» Your task
Your task is to gather the lines below that hold the string "structure".

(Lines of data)
========================================================================

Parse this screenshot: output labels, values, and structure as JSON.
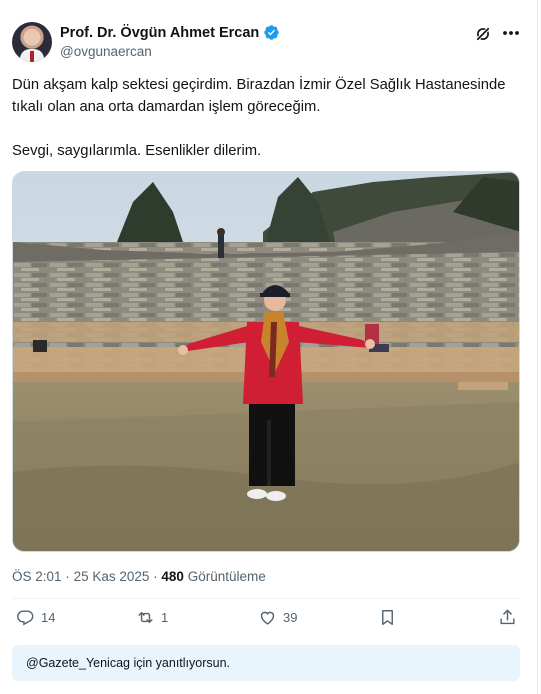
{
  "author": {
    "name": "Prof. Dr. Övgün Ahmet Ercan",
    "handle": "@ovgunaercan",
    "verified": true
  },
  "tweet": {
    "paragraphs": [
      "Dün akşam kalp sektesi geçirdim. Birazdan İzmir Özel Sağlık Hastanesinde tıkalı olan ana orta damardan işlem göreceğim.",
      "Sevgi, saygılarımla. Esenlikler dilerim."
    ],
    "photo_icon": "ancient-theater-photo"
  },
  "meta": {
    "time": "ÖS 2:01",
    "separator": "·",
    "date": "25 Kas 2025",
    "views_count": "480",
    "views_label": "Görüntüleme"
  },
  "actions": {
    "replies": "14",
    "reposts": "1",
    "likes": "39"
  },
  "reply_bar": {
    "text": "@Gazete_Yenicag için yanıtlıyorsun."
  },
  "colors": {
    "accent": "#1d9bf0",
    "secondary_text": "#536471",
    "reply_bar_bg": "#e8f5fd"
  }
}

========================================================================

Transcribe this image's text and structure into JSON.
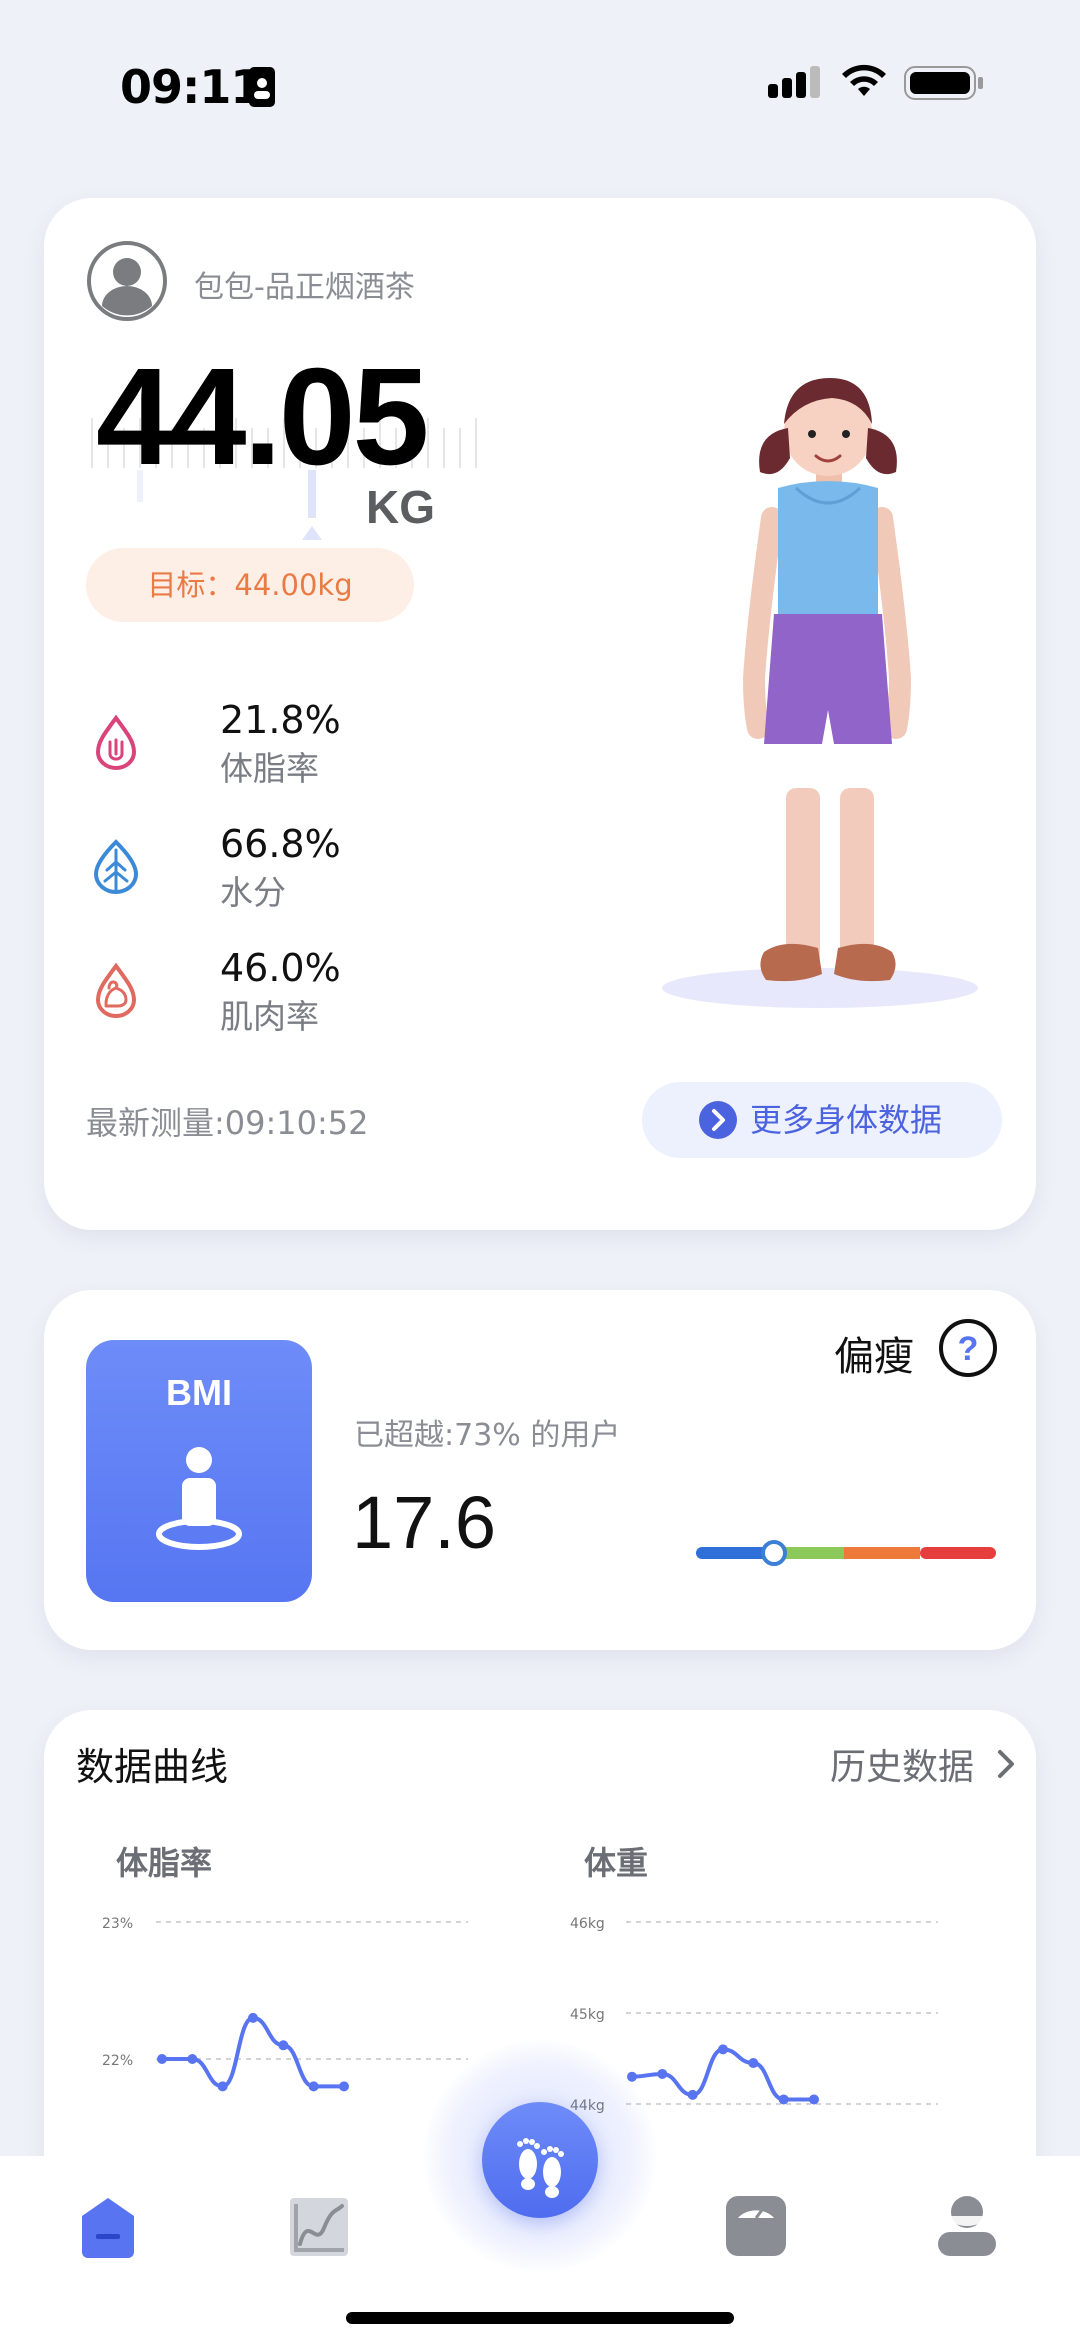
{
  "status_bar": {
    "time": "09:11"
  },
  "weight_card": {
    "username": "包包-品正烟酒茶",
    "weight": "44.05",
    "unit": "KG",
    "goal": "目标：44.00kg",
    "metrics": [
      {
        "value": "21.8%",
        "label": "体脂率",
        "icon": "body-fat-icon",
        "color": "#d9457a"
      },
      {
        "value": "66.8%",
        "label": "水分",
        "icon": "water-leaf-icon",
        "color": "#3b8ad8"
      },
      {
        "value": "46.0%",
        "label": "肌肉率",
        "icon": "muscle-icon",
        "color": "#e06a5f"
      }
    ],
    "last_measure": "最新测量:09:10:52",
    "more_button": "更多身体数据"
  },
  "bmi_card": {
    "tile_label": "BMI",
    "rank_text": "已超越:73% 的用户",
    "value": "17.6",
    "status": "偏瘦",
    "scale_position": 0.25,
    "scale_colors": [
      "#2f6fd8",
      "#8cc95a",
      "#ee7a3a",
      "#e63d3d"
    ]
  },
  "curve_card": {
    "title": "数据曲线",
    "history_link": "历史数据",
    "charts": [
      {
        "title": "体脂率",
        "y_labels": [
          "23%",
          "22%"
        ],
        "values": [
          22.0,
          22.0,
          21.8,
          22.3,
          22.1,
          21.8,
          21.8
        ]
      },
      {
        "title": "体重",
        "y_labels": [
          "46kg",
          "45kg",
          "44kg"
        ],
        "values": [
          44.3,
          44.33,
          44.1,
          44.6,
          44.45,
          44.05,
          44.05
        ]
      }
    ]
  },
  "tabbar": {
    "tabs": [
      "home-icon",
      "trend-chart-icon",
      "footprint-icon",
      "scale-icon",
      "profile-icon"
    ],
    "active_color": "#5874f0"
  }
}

========================================================================

» Expected output
Parse this screenshot: output labels, values, and structure as JSON.
Transcribe this image's text and structure into JSON.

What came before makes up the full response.